What the task requires. Extract the full set of records that follows, word for word.

Material for this task.

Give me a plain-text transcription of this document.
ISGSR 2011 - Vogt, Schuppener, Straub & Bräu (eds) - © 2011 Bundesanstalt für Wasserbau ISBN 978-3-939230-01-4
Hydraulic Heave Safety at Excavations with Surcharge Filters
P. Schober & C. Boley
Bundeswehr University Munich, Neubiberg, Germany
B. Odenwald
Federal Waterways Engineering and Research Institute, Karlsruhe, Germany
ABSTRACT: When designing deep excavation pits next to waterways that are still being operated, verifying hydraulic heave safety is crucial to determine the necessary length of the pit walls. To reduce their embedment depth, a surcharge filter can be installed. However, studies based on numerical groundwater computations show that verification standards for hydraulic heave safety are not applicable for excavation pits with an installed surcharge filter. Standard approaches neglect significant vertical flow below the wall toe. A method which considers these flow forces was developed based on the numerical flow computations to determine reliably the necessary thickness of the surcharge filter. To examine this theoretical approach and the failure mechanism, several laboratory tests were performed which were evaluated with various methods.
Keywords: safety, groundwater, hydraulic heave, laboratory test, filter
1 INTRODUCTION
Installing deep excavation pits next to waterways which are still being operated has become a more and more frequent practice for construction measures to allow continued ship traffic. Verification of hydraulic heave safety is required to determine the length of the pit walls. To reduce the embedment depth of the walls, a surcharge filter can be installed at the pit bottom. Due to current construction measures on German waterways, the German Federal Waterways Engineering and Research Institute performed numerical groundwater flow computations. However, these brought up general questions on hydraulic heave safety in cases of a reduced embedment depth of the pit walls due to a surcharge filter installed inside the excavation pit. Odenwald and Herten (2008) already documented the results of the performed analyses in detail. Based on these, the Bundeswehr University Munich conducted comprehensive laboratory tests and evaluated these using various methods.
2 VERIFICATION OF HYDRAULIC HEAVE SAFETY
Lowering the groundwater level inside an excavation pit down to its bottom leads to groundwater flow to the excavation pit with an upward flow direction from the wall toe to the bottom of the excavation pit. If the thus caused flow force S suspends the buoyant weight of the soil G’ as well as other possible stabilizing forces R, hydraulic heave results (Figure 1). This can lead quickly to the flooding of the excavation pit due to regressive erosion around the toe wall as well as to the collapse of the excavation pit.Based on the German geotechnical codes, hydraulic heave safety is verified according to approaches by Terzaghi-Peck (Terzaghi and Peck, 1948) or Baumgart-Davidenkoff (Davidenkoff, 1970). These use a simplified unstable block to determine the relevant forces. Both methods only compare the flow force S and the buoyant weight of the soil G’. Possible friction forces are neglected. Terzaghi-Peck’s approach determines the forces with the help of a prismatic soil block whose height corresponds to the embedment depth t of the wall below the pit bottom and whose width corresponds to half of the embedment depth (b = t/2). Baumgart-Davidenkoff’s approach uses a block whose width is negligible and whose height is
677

Result of the task.
Give me a plain-text transcription of this document.
ISGSR 2011 - Vogt, Schuppener, Straub & Bräu (eds) - © 2011 Bundesanstalt für Wasserbau ISBN 978-3-939230-01-4
Hydraulic Heave Safety at Excavations with Surcharge Filters
P. Schober & C. Boley
Bundeswehr University Munich, Neubiberg, Germany
B. Odenwald
Federal Waterways Engineering and Research Institute, Karlsruhe, Germany
ABSTRACT: When designing deep excavation pits next to waterways that are still being operated, verifying hydraulic heave safety is crucial to determine the necessary length of the pit walls. To reduce their embedment depth, a surcharge filter can be installed. However, studies based on numerical groundwater computations show that verification standards for hydraulic heave safety are not applicable for excavation pits with an installed surcharge filter. Standard approaches neglect significant vertical flow below the wall toe. A method which considers these flow forces was developed based on the numerical flow computations to determine reliably the necessary thickness of the surcharge filter. To examine this theoretical approach and the failure mechanism, several laboratory tests were performed which were evaluated with various methods.
Keywords: safety, groundwater, hydraulic heave, laboratory test, filter
1 INTRODUCTION
Installing deep excavation pits next to waterways which are still being operated has become a more and more frequent practice for construction measures to allow continued ship traffic. Verification of hydraulic heave safety is required to determine the length of the pit walls. To reduce the embedment depth of the walls, a surcharge filter can be installed at the pit bottom. Due to current construction measures on German waterways, the German Federal Waterways Engineering and Research Institute performed numerical groundwater flow computations. However, these brought up general questions on hydraulic heave safety in cases of a reduced embedment depth of the pit walls due to a surcharge filter installed inside the excavation pit. Odenwald and Herten (2008) already documented the results of the performed analyses in detail. Based on these, the Bundeswehr University Munich conducted comprehensive laboratory tests and evaluated these using various methods.
2 VERIFICATION OF HYDRAULIC HEAVE SAFETY
Lowering the groundwater level inside an excavation pit down to its bottom leads to groundwater flow to the excavation pit with an upward flow direction from the wall toe to the bottom of the excavation pit. If the thus caused flow force S suspends the buoyant weight of the soil G’ as well as other possible stabilizing forces R, hydraulic heave results (Figure 1). This can lead quickly to the flooding of the excavation pit due to regressive erosion around the toe wall as well as to the collapse of the excavation pit.Based on the German geotechnical codes, hydraulic heave safety is verified according to approaches by Terzaghi-Peck (Terzaghi and Peck, 1948) or Baumgart-Davidenkoff (Davidenkoff, 1970). These use a simplified unstable block to determine the relevant forces. Both methods only compare the flow force S and the buoyant weight of the soil G’. Possible friction forces are neglected. Terzaghi-Peck’s approach determines the forces with the help of a prismatic soil block whose height corresponds to the embedment depth t of the wall below the pit bottom and whose width corresponds to half of the embedment depth (b = t/2). Baumgart-Davidenkoff’s approach uses a block whose width is negligible and whose height is
677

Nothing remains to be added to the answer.